→ Exercise aim
Your answer should be a single number: the count of lines that hold the word "date".

BEGIN Data

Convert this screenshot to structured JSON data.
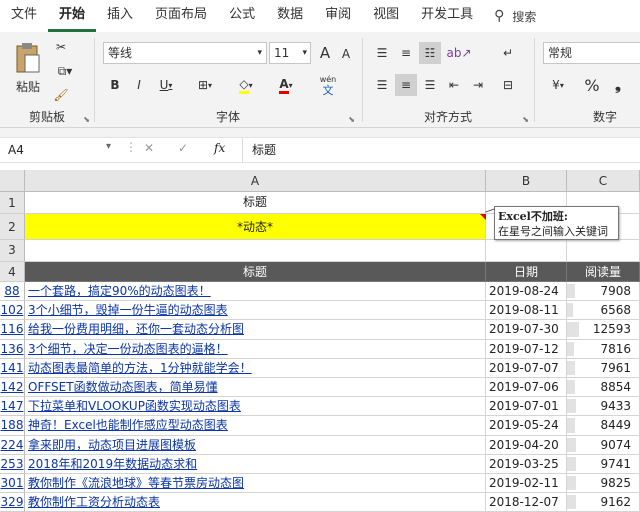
{
  "tabs": [
    "文件",
    "开始",
    "插入",
    "页面布局",
    "公式",
    "数据",
    "审阅",
    "视图",
    "开发工具"
  ],
  "search_label": "搜索",
  "ribbon": {
    "clipboard": {
      "paste": "粘贴",
      "label": "剪贴板"
    },
    "font": {
      "name": "等线",
      "size": "11",
      "label": "字体",
      "grow": "A",
      "shrink": "A",
      "bold": "B",
      "italic": "I",
      "underline": "U",
      "font_color": "A",
      "phonetic_top": "wén",
      "phonetic_bottom": "文"
    },
    "align": {
      "label": "对齐方式"
    },
    "number": {
      "format": "常规",
      "label": "数字",
      "currency": "¥",
      "percent": "%"
    }
  },
  "formula_bar": {
    "name_box": "A4",
    "fx": "fx",
    "value": "标题"
  },
  "columns": [
    "A",
    "B",
    "C"
  ],
  "sheet": {
    "row1": {
      "num": "1",
      "a": "标题"
    },
    "row2": {
      "num": "2",
      "a": "*动态*"
    },
    "row3": {
      "num": "3"
    },
    "header": {
      "num": "4",
      "a": "标题",
      "b": "日期",
      "c": "阅读量"
    }
  },
  "comment": {
    "title": "Excel不加班:",
    "body": "在星号之间输入关键词"
  },
  "rows": [
    {
      "num": "88",
      "title": "一个套路，搞定90%的动态图表！",
      "date": "2019-08-24",
      "reads": "7908",
      "bar": 0.63
    },
    {
      "num": "102",
      "title": "3个小细节，毁掉一份牛逼的动态图表",
      "date": "2019-08-11",
      "reads": "6568",
      "bar": 0.52
    },
    {
      "num": "116",
      "title": "给我一份费用明细，还你一套动态分析图",
      "date": "2019-07-30",
      "reads": "12593",
      "bar": 1.0
    },
    {
      "num": "136",
      "title": "3个细节，决定一份动态图表的逼格！",
      "date": "2019-07-12",
      "reads": "7816",
      "bar": 0.62
    },
    {
      "num": "141",
      "title": "动态图表最简单的方法，1分钟就能学会！",
      "date": "2019-07-07",
      "reads": "7961",
      "bar": 0.63
    },
    {
      "num": "142",
      "title": "OFFSET函数做动态图表，简单易懂",
      "date": "2019-07-06",
      "reads": "8854",
      "bar": 0.7
    },
    {
      "num": "147",
      "title": "下拉菜单和VLOOKUP函数实现动态图表",
      "date": "2019-07-01",
      "reads": "9433",
      "bar": 0.75
    },
    {
      "num": "188",
      "title": "神奇！Excel也能制作感应型动态图表",
      "date": "2019-05-24",
      "reads": "8449",
      "bar": 0.67
    },
    {
      "num": "224",
      "title": "拿来即用，动态项目进展图模板",
      "date": "2019-04-20",
      "reads": "9074",
      "bar": 0.72
    },
    {
      "num": "253",
      "title": "2018年和2019年数据动态求和",
      "date": "2019-03-25",
      "reads": "9741",
      "bar": 0.77
    },
    {
      "num": "301",
      "title": "教你制作《流浪地球》等春节票房动态图",
      "date": "2019-02-11",
      "reads": "9825",
      "bar": 0.78
    },
    {
      "num": "329",
      "title": "教你制作工资分析动态表",
      "date": "2018-12-07",
      "reads": "9162",
      "bar": 0.73
    }
  ]
}
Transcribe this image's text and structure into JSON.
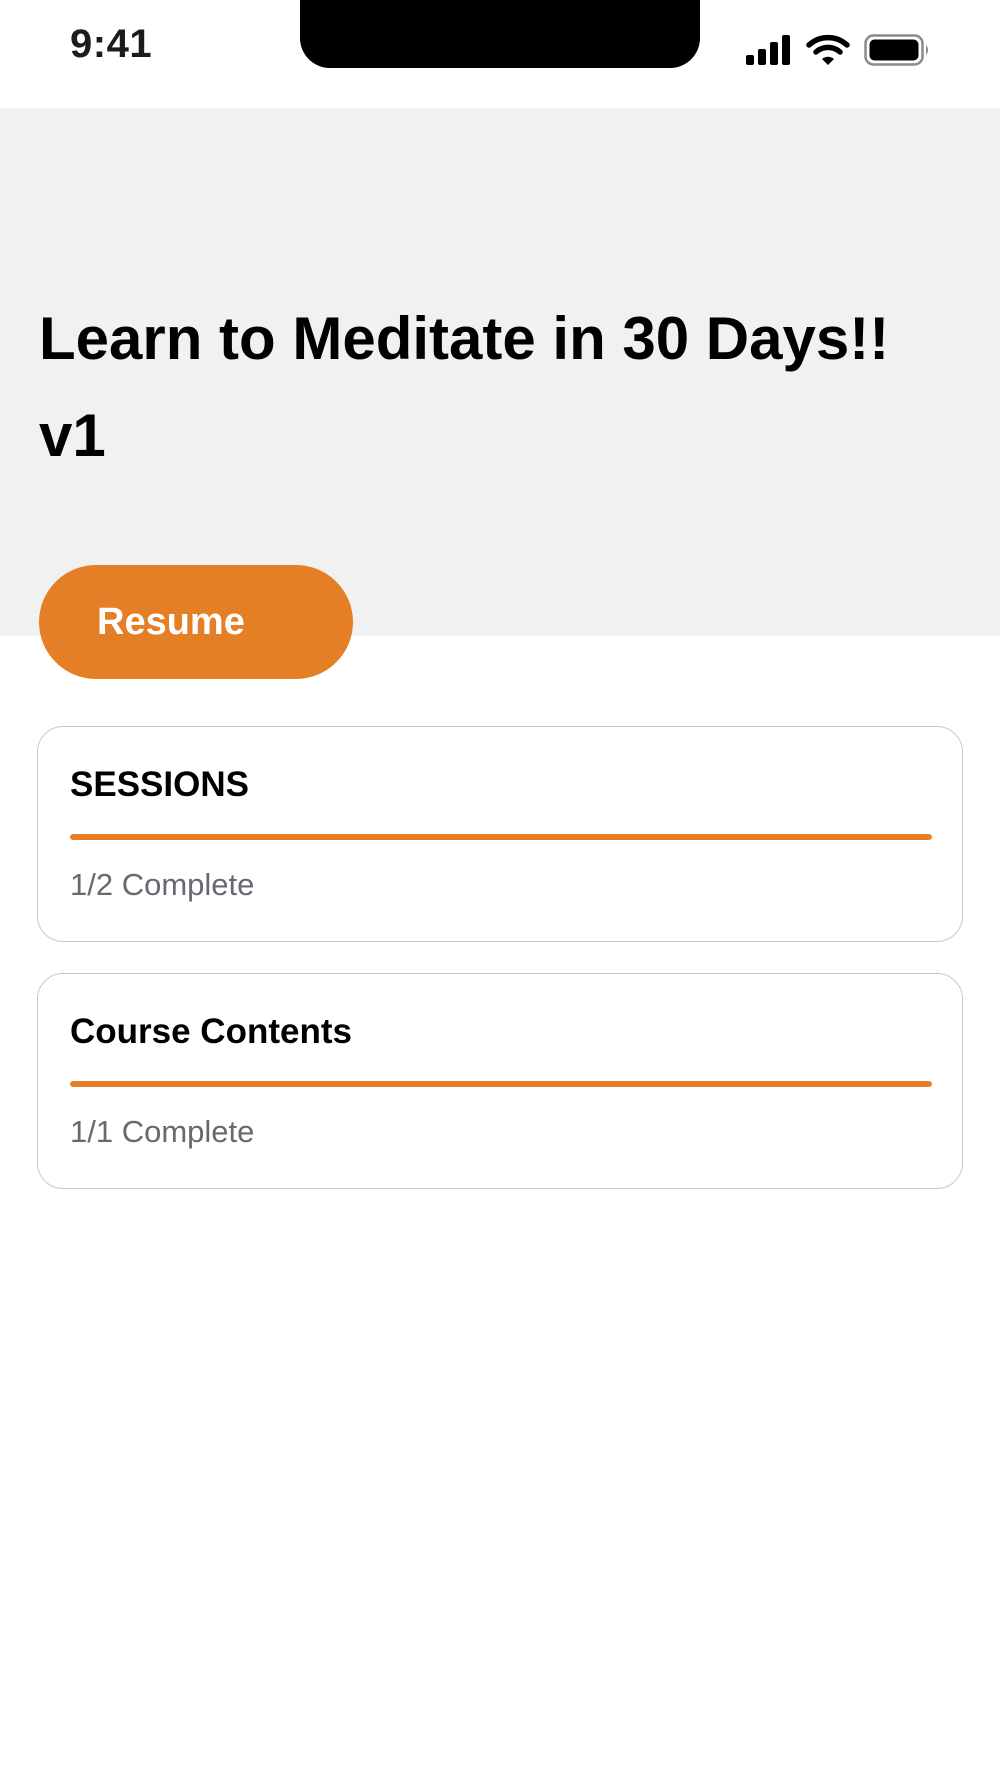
{
  "status_bar": {
    "time": "9:41",
    "icons": [
      "cellular-signal-icon",
      "wifi-icon",
      "battery-icon"
    ]
  },
  "course": {
    "title": "Learn to Meditate in 30 Days!! v1",
    "resume_label": "Resume"
  },
  "cards": [
    {
      "title": "SESSIONS",
      "status": "1/2 Complete",
      "progress": 1.0
    },
    {
      "title": "Course Contents",
      "status": "1/1 Complete",
      "progress": 1.0
    }
  ],
  "colors": {
    "accent": "#e47f25",
    "hero_background": "#f1f1f1",
    "card_border": "#c8c8c8",
    "muted_text": "#666a70"
  }
}
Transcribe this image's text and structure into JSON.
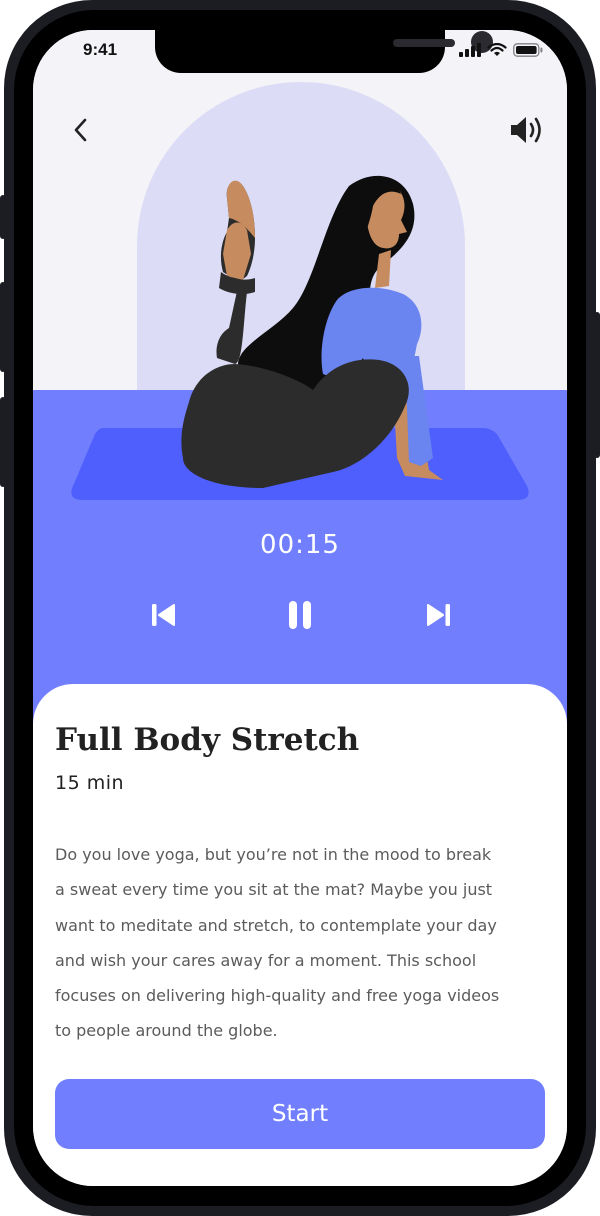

END Data

→ Result of the task
12